── Materials provided ──

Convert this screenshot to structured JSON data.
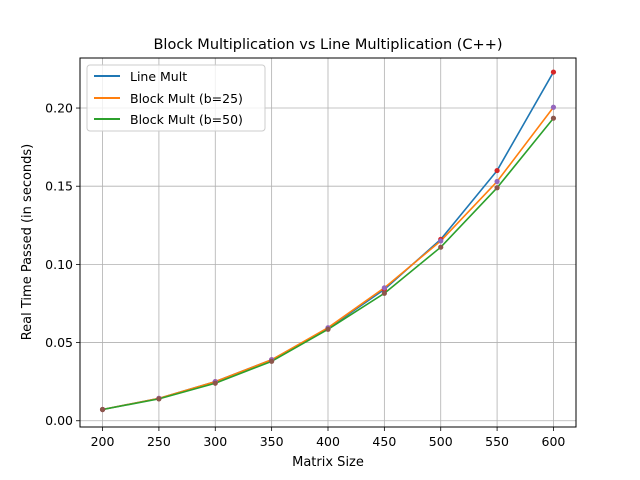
{
  "chart_data": {
    "type": "line",
    "title": "Block Multiplication vs Line Multiplication (C++)",
    "xlabel": "Matrix Size",
    "ylabel": "Real Time Passed (in seconds)",
    "x": [
      200,
      250,
      300,
      350,
      400,
      450,
      500,
      550,
      600
    ],
    "xlim": [
      180,
      620
    ],
    "ylim": [
      -0.004,
      0.232
    ],
    "xticks": [
      200,
      250,
      300,
      350,
      400,
      450,
      500,
      550,
      600
    ],
    "xtick_labels": [
      "200",
      "250",
      "300",
      "350",
      "400",
      "450",
      "500",
      "550",
      "600"
    ],
    "yticks": [
      0.0,
      0.05,
      0.1,
      0.15,
      0.2
    ],
    "ytick_labels": [
      "0.00",
      "0.05",
      "0.10",
      "0.15",
      "0.20"
    ],
    "grid": true,
    "legend_position": "top-left",
    "series": [
      {
        "name": "Line Mult",
        "color": "#1f77b4",
        "marker_color": "#d62728",
        "values": [
          0.0072,
          0.0143,
          0.025,
          0.039,
          0.059,
          0.084,
          0.116,
          0.16,
          0.223
        ]
      },
      {
        "name": "Block Mult (b=25)",
        "color": "#ff7f0e",
        "marker_color": "#9467bd",
        "values": [
          0.0072,
          0.0143,
          0.025,
          0.039,
          0.0595,
          0.085,
          0.115,
          0.153,
          0.2005
        ]
      },
      {
        "name": "Block Mult (b=50)",
        "color": "#2ca02c",
        "marker_color": "#8c564b",
        "values": [
          0.0072,
          0.014,
          0.024,
          0.038,
          0.0585,
          0.0815,
          0.111,
          0.149,
          0.1935
        ]
      }
    ]
  }
}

───

→ **Set task**:
What is the number of lines in the data that hold the word "name"? Reply with that number and nothing else.

→ **Full answer**:
3